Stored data
★ ★ ★
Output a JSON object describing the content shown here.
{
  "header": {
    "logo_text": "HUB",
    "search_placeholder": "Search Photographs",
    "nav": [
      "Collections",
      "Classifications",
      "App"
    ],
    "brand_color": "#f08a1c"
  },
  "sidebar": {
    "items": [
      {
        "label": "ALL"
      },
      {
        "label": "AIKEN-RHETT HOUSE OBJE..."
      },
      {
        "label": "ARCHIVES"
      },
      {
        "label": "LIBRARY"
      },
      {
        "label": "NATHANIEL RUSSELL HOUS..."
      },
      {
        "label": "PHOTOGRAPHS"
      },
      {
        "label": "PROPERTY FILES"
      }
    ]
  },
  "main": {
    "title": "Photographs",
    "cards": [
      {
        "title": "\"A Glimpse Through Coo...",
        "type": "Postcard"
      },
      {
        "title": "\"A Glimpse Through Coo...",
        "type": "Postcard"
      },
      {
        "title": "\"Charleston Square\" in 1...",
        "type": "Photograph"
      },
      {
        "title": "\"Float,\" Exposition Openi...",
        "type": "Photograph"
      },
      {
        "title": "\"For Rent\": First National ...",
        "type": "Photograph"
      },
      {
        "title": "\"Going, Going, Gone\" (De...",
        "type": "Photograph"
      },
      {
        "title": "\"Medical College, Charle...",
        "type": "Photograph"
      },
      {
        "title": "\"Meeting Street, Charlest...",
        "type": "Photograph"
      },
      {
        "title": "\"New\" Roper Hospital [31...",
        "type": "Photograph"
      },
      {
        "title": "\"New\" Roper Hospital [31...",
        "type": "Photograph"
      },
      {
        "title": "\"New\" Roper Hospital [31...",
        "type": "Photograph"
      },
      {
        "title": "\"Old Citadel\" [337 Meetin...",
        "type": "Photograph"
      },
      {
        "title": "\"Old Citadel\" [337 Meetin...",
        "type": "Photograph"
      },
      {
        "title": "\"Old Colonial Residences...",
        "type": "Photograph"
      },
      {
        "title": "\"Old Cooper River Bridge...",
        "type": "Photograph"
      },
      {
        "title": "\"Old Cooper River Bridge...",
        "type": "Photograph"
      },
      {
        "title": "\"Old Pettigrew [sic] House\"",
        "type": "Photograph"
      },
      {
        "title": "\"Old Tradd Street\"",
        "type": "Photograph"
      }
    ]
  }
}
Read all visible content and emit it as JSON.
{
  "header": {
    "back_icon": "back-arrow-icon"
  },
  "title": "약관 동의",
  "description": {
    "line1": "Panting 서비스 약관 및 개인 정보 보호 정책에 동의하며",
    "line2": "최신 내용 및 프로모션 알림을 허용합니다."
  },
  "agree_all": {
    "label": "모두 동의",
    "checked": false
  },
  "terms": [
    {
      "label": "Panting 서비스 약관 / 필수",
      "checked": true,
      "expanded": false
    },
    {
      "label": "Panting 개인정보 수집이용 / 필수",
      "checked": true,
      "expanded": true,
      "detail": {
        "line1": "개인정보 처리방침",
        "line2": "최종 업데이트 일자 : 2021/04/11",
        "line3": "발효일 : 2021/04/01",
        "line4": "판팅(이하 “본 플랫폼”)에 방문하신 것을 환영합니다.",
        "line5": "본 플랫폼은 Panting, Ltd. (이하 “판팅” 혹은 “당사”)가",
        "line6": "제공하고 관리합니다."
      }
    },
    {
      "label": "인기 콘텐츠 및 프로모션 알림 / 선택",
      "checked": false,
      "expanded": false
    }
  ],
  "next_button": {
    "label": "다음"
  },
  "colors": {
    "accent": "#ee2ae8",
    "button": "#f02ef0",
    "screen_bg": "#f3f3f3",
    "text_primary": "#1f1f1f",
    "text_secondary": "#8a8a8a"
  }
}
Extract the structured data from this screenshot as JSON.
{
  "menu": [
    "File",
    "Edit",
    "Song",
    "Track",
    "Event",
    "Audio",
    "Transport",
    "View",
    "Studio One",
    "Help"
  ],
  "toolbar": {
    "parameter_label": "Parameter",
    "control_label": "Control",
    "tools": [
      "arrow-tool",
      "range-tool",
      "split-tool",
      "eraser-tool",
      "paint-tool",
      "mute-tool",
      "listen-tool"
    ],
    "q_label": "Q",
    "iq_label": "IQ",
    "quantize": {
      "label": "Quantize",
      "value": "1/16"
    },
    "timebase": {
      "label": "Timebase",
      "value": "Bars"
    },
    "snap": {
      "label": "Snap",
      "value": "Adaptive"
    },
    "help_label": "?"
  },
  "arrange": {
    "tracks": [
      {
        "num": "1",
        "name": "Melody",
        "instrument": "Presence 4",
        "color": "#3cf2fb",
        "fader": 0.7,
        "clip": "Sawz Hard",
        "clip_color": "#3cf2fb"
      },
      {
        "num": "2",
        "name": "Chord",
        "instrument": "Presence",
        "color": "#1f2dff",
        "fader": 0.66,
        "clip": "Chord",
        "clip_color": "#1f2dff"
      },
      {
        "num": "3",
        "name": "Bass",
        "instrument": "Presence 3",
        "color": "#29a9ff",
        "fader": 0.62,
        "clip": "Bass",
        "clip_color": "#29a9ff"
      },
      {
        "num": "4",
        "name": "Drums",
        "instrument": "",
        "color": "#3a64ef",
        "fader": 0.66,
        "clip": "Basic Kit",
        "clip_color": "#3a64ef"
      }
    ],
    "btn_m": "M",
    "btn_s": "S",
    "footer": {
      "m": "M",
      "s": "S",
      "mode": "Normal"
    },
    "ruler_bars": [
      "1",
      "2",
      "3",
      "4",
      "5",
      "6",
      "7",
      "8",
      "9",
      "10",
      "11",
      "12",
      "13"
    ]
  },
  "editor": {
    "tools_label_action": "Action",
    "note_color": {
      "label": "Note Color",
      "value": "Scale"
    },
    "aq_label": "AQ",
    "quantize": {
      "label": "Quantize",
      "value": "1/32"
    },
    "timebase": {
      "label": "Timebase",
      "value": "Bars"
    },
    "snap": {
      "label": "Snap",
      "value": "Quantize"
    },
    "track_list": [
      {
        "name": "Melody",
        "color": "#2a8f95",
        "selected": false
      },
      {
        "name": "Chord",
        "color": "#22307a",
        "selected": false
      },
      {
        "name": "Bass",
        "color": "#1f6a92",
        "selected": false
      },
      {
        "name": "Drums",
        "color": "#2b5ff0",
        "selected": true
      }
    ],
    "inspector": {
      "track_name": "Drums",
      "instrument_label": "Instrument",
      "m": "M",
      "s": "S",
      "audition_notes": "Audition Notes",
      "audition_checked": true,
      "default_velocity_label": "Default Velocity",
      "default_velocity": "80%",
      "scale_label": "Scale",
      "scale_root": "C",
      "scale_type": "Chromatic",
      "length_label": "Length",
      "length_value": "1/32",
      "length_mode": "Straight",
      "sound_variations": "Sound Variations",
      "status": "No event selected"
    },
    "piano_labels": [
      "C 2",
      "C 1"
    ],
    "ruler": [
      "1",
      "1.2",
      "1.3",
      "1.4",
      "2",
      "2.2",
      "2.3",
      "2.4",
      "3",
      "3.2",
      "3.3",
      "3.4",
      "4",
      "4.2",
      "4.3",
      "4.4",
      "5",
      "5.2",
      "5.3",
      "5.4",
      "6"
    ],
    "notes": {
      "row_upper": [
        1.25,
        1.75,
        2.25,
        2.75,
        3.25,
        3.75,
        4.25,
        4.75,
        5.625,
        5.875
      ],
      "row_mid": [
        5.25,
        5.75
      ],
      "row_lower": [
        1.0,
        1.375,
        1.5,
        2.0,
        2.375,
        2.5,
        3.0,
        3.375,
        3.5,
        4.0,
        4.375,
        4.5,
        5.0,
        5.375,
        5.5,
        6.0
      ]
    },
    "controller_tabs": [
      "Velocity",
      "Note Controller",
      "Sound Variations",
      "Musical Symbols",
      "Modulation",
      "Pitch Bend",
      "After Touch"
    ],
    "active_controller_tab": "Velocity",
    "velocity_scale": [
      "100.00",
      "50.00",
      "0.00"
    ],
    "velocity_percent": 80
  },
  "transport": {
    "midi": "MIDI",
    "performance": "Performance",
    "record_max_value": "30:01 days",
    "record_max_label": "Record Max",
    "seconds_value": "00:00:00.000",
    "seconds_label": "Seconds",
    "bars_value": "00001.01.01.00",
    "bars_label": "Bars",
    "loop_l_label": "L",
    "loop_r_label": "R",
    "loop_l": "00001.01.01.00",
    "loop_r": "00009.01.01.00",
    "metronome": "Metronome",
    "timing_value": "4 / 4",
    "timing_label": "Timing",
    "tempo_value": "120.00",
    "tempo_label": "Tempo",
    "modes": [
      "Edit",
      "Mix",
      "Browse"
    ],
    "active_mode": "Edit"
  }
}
★ ★ ★
**EXERCISE DESCRIPTION**
The word "프로모션" may occur in lines of the records. Report how many such lines there are, giving only the number.

**TASK SOLUTION**
2